▶ **DO THIS**:
Restate the full listing word for word and leave the pictures out.

▶ **GIVEN RECORDS**:

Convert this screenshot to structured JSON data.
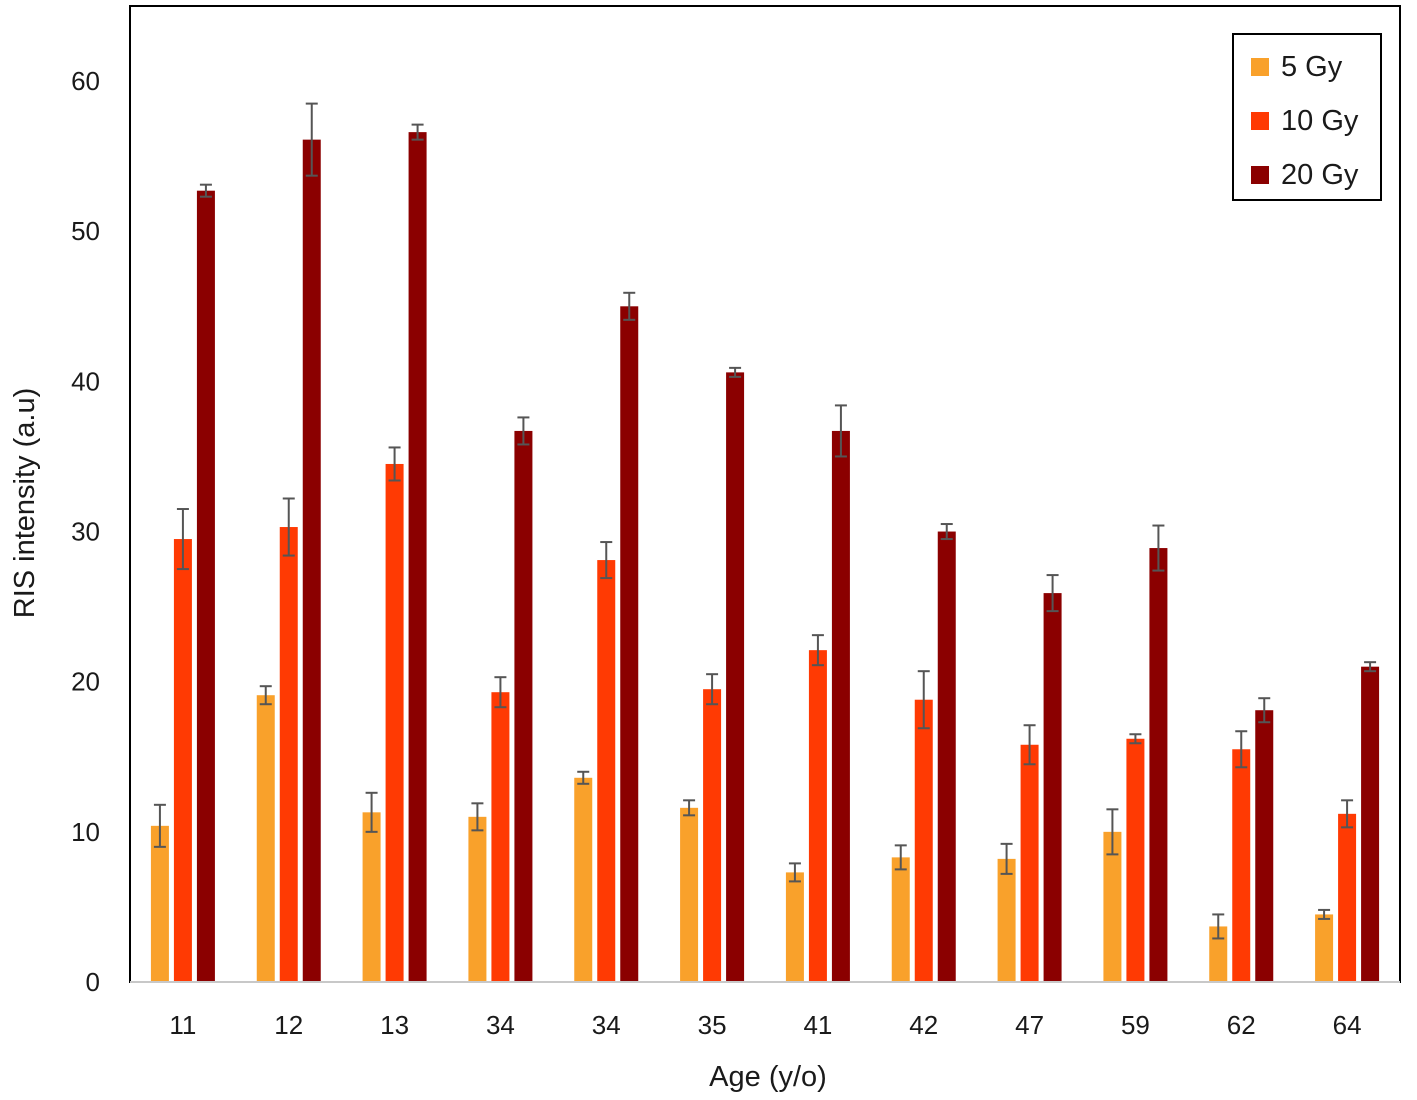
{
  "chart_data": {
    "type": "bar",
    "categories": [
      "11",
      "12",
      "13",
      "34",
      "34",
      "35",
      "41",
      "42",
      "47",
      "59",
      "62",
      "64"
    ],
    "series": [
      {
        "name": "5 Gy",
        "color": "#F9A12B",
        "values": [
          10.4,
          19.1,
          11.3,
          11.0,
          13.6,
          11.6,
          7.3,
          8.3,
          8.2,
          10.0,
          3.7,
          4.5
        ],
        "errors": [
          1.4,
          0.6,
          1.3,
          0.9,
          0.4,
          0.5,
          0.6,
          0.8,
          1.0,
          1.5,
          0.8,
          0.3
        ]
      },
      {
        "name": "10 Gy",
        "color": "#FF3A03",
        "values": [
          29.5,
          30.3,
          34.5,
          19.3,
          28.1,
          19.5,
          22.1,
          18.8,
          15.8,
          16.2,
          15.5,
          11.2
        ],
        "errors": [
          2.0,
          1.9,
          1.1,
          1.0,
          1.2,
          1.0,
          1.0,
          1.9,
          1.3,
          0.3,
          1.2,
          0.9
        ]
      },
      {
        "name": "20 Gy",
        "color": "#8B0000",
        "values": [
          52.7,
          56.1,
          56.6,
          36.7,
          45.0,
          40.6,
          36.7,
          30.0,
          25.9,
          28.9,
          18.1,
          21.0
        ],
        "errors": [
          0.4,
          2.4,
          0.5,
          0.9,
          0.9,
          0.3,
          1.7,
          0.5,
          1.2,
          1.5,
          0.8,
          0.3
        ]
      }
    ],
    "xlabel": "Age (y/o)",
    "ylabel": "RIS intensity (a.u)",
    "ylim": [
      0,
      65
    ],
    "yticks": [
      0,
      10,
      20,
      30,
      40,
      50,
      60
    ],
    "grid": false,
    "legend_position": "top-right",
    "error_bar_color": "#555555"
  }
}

▶ **REPLY TO THE TASK**:
Convert this screenshot to structured JSON data.
{
  "chart_data": {
    "type": "bar",
    "categories": [
      "11",
      "12",
      "13",
      "34",
      "34",
      "35",
      "41",
      "42",
      "47",
      "59",
      "62",
      "64"
    ],
    "series": [
      {
        "name": "5 Gy",
        "color": "#F9A12B",
        "values": [
          10.4,
          19.1,
          11.3,
          11.0,
          13.6,
          11.6,
          7.3,
          8.3,
          8.2,
          10.0,
          3.7,
          4.5
        ],
        "errors": [
          1.4,
          0.6,
          1.3,
          0.9,
          0.4,
          0.5,
          0.6,
          0.8,
          1.0,
          1.5,
          0.8,
          0.3
        ]
      },
      {
        "name": "10 Gy",
        "color": "#FF3A03",
        "values": [
          29.5,
          30.3,
          34.5,
          19.3,
          28.1,
          19.5,
          22.1,
          18.8,
          15.8,
          16.2,
          15.5,
          11.2
        ],
        "errors": [
          2.0,
          1.9,
          1.1,
          1.0,
          1.2,
          1.0,
          1.0,
          1.9,
          1.3,
          0.3,
          1.2,
          0.9
        ]
      },
      {
        "name": "20 Gy",
        "color": "#8B0000",
        "values": [
          52.7,
          56.1,
          56.6,
          36.7,
          45.0,
          40.6,
          36.7,
          30.0,
          25.9,
          28.9,
          18.1,
          21.0
        ],
        "errors": [
          0.4,
          2.4,
          0.5,
          0.9,
          0.9,
          0.3,
          1.7,
          0.5,
          1.2,
          1.5,
          0.8,
          0.3
        ]
      }
    ],
    "xlabel": "Age (y/o)",
    "ylabel": "RIS intensity (a.u)",
    "ylim": [
      0,
      65
    ],
    "yticks": [
      0,
      10,
      20,
      30,
      40,
      50,
      60
    ],
    "grid": false,
    "legend_position": "top-right",
    "error_bar_color": "#555555"
  }
}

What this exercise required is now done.